◆ THE PROBLEM
Type out all the records word for word. Any pictures are to be left out.

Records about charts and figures
********************

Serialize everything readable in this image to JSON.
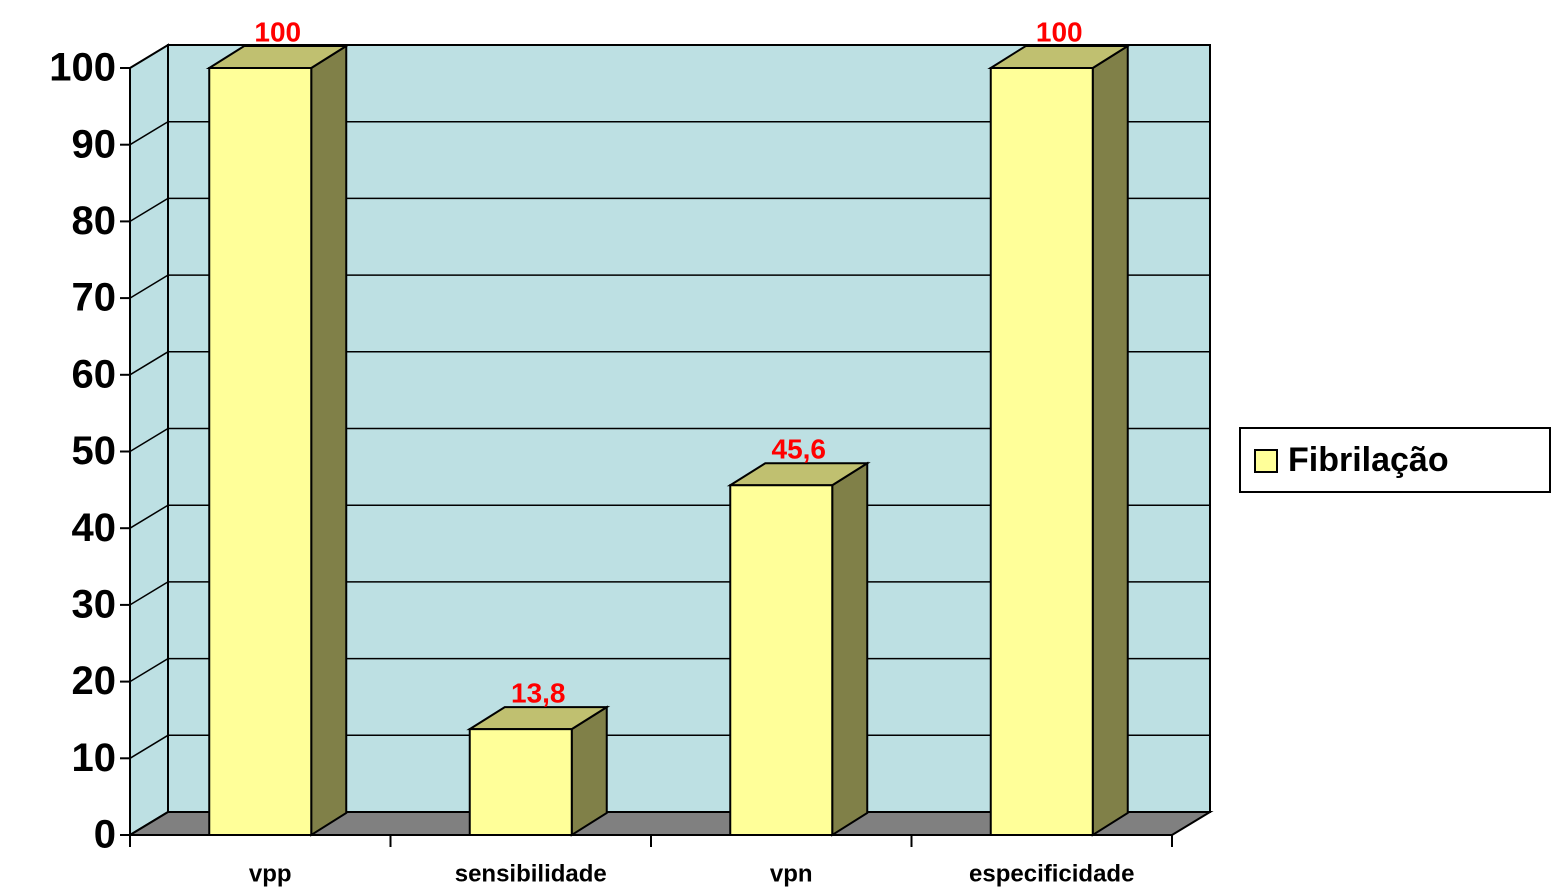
{
  "chart_data": {
    "type": "bar3d",
    "categories": [
      "vpp",
      "sensibilidade",
      "vpn",
      "especificidade"
    ],
    "series": [
      {
        "name": "Fibrilação",
        "color": "#ffff99",
        "values": [
          100,
          13.8,
          45.6,
          100
        ],
        "value_labels": [
          "100",
          "13,8",
          "45,6",
          "100"
        ]
      }
    ],
    "ylim": [
      0,
      100
    ],
    "yticks": [
      0,
      10,
      20,
      30,
      40,
      50,
      60,
      70,
      80,
      90,
      100
    ],
    "grid": true,
    "legend": "right"
  }
}
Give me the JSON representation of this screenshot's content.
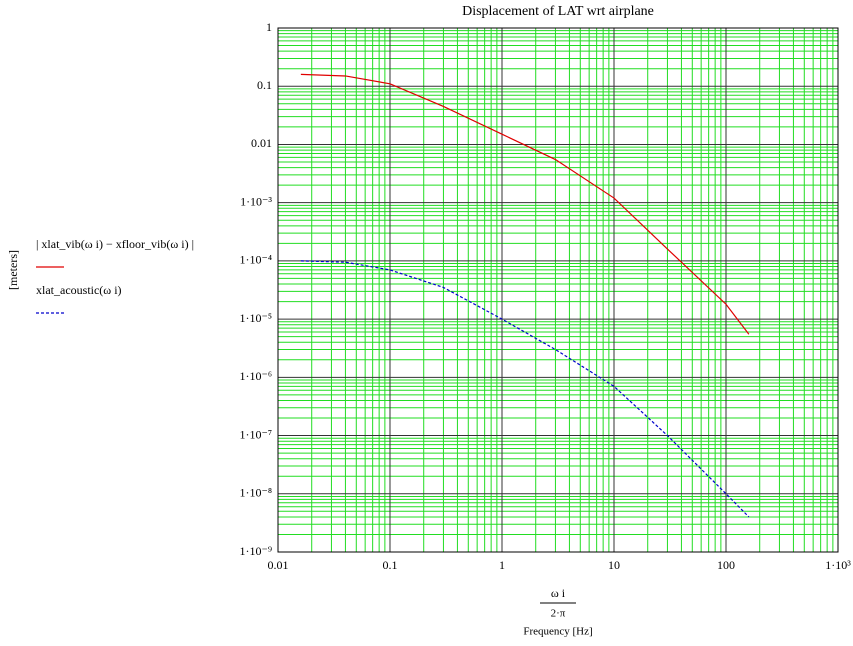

********************

◆ FINAL RESULT
Serialize everything readable in this image to JSON.
{
  "chart_data": {
    "type": "bar3d",
    "categories": [
      "vpp",
      "sensibilidade",
      "vpn",
      "especificidade"
    ],
    "series": [
      {
        "name": "Fibrilação",
        "color": "#ffff99",
        "values": [
          100,
          13.8,
          45.6,
          100
        ],
        "value_labels": [
          "100",
          "13,8",
          "45,6",
          "100"
        ]
      }
    ],
    "ylim": [
      0,
      100
    ],
    "yticks": [
      0,
      10,
      20,
      30,
      40,
      50,
      60,
      70,
      80,
      90,
      100
    ],
    "grid": true,
    "legend": "right"
  }
}
Give me the JSON representation of this screenshot's content.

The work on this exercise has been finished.